(Recorded data)
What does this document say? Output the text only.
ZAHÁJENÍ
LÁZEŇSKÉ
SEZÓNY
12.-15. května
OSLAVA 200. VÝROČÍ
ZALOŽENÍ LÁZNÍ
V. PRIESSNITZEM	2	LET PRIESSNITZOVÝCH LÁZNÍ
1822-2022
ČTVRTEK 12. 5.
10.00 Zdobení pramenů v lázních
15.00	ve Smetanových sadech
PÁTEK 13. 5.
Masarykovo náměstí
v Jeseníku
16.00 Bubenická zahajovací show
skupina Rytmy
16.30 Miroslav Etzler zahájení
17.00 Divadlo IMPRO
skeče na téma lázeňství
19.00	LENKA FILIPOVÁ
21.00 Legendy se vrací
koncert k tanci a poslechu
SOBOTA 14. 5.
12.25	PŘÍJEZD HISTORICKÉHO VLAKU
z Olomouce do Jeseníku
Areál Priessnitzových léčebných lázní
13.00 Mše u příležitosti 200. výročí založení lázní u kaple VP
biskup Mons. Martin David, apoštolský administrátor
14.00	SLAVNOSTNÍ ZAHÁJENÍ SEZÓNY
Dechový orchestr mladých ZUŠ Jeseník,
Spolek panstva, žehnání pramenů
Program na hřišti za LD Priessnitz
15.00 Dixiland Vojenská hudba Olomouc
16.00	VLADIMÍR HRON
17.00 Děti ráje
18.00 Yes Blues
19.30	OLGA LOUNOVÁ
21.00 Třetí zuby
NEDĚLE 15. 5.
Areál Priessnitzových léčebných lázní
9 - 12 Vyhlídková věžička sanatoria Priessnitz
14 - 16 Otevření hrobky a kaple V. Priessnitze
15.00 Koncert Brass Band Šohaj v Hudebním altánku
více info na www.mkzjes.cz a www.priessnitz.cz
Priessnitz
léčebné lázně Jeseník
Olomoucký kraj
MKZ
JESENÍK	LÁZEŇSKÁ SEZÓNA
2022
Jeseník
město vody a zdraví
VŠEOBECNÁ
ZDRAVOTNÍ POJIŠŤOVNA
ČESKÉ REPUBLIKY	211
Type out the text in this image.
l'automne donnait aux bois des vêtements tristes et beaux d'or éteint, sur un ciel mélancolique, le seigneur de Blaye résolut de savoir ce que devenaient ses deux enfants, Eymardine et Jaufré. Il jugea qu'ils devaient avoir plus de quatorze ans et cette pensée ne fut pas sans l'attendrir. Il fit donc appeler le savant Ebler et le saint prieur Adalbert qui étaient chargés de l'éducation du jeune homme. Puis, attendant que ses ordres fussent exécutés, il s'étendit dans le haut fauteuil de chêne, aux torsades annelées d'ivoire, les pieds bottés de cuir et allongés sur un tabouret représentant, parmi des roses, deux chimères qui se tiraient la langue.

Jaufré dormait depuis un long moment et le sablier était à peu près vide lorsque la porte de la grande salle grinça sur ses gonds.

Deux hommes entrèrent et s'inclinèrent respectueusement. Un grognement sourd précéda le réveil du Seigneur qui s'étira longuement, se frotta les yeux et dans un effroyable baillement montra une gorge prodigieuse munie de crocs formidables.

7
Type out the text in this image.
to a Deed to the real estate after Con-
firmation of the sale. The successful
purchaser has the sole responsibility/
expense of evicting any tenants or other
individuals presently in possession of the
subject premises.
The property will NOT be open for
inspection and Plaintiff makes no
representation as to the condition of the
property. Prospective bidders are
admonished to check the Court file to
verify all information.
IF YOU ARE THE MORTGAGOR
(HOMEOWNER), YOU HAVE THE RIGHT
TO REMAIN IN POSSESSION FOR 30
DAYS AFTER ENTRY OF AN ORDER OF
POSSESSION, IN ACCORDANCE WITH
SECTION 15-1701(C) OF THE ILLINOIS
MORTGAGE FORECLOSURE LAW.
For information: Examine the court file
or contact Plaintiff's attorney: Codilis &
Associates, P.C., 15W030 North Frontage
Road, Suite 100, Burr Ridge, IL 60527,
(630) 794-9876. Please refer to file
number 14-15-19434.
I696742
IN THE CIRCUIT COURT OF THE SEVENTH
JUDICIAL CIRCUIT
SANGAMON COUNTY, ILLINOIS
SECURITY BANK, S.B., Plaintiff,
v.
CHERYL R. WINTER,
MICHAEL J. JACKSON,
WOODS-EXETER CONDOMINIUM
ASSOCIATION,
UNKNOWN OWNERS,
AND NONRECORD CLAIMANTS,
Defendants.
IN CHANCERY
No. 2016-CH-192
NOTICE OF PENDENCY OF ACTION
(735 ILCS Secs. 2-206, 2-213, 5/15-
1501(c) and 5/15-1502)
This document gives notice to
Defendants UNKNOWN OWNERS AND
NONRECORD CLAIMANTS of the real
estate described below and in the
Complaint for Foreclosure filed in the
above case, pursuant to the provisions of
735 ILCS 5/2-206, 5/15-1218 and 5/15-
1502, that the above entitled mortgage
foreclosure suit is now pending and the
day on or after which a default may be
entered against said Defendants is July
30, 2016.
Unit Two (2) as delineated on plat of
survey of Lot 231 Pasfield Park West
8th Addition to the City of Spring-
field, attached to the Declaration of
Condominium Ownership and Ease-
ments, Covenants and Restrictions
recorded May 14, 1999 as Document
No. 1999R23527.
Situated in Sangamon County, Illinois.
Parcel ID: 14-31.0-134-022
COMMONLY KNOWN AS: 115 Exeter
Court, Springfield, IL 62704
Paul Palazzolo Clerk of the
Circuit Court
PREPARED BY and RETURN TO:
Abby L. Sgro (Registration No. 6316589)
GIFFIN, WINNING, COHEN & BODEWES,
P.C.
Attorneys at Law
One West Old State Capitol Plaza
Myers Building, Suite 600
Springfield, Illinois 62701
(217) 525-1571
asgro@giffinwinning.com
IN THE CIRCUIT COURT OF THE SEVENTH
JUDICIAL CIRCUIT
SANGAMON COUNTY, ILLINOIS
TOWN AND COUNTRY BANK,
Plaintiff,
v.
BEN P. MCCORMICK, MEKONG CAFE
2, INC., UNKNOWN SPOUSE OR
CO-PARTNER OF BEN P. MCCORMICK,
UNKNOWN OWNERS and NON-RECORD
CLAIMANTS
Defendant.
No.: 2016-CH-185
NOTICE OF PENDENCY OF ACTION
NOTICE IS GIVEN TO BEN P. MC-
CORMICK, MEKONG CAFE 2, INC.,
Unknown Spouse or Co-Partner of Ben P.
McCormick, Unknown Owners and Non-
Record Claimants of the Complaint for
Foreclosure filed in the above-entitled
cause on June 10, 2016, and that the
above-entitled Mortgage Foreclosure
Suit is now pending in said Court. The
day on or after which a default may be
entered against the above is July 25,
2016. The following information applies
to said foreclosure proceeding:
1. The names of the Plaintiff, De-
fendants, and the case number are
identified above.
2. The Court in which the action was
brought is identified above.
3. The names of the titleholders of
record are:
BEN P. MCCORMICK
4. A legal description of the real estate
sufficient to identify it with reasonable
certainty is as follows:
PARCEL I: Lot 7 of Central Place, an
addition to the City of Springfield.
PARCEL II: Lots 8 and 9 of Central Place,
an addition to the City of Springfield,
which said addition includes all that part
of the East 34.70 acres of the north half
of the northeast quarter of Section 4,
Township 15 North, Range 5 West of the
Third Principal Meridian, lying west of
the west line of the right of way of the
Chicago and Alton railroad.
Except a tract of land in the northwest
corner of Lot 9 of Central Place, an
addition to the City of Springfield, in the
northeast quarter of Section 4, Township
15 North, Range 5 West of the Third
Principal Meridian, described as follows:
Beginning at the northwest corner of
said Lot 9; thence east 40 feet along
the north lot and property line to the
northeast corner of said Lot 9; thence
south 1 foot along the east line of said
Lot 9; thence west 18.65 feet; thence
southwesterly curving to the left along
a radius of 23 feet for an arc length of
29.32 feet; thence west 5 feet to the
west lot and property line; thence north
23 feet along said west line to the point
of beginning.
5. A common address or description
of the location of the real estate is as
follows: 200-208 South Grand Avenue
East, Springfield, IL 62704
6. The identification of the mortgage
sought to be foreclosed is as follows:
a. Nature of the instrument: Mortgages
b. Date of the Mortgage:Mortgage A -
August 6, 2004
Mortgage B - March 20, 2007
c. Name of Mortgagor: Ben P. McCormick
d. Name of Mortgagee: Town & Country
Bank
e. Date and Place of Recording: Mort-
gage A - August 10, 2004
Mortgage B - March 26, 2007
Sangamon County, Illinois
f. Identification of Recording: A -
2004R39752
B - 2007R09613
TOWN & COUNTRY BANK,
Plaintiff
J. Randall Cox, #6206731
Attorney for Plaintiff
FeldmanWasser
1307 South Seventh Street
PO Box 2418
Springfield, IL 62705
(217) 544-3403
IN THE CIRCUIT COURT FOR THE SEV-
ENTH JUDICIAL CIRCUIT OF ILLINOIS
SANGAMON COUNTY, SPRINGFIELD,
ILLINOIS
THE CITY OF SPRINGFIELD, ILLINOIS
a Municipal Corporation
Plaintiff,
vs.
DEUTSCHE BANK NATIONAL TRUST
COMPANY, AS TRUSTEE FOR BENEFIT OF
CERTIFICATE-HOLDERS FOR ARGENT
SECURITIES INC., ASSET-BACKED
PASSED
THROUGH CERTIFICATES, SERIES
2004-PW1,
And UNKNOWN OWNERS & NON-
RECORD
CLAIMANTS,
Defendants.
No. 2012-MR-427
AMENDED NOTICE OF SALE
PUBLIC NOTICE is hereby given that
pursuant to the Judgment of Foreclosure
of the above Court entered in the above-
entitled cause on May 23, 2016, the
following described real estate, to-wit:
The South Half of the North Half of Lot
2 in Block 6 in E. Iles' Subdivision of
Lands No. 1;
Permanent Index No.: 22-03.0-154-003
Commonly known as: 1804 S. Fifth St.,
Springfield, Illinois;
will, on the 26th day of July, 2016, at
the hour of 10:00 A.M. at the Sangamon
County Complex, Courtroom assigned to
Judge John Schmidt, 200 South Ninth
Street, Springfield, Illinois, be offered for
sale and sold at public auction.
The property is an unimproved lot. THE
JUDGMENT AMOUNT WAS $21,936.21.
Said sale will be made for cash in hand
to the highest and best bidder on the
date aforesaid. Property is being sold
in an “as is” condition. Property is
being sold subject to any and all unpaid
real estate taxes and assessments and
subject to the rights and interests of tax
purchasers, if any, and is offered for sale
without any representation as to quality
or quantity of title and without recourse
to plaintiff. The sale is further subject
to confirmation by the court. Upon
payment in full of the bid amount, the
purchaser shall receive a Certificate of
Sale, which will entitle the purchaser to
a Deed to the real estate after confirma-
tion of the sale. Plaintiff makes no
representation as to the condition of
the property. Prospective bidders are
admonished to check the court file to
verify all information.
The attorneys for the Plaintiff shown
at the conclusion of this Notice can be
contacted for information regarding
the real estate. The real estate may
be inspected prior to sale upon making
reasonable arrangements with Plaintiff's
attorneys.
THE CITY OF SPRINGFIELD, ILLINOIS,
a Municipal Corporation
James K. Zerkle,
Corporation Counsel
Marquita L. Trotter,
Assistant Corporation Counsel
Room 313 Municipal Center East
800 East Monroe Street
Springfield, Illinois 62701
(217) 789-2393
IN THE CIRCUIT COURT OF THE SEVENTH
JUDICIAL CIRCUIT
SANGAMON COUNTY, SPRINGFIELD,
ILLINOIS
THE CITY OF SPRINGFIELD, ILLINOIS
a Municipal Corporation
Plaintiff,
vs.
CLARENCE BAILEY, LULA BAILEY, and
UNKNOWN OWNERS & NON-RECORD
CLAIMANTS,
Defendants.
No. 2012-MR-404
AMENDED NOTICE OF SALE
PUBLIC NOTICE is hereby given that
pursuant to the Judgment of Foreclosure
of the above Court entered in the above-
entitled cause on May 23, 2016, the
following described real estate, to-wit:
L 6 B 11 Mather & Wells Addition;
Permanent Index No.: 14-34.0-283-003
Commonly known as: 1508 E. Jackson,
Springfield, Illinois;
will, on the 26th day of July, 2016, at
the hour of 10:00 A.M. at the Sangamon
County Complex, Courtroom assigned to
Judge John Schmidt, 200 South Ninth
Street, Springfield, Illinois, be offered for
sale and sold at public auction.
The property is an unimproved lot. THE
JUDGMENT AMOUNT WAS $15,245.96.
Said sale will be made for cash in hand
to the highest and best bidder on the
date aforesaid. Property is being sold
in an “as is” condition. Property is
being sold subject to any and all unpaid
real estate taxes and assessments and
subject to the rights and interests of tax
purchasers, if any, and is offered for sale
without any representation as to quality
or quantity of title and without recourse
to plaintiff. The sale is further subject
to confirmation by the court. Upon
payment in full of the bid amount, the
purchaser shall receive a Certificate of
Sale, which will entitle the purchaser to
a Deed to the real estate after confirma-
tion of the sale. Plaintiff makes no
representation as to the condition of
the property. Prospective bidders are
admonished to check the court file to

_Work to be completed_:
Which lines hold the word "that"? Copy each of them from the records.

_Solved problem_:
1502, that the above entitled mortgage
cause on June 10, 2016, and that the
which said addition includes all that part
PUBLIC NOTICE is hereby given that
PUBLIC NOTICE is hereby given that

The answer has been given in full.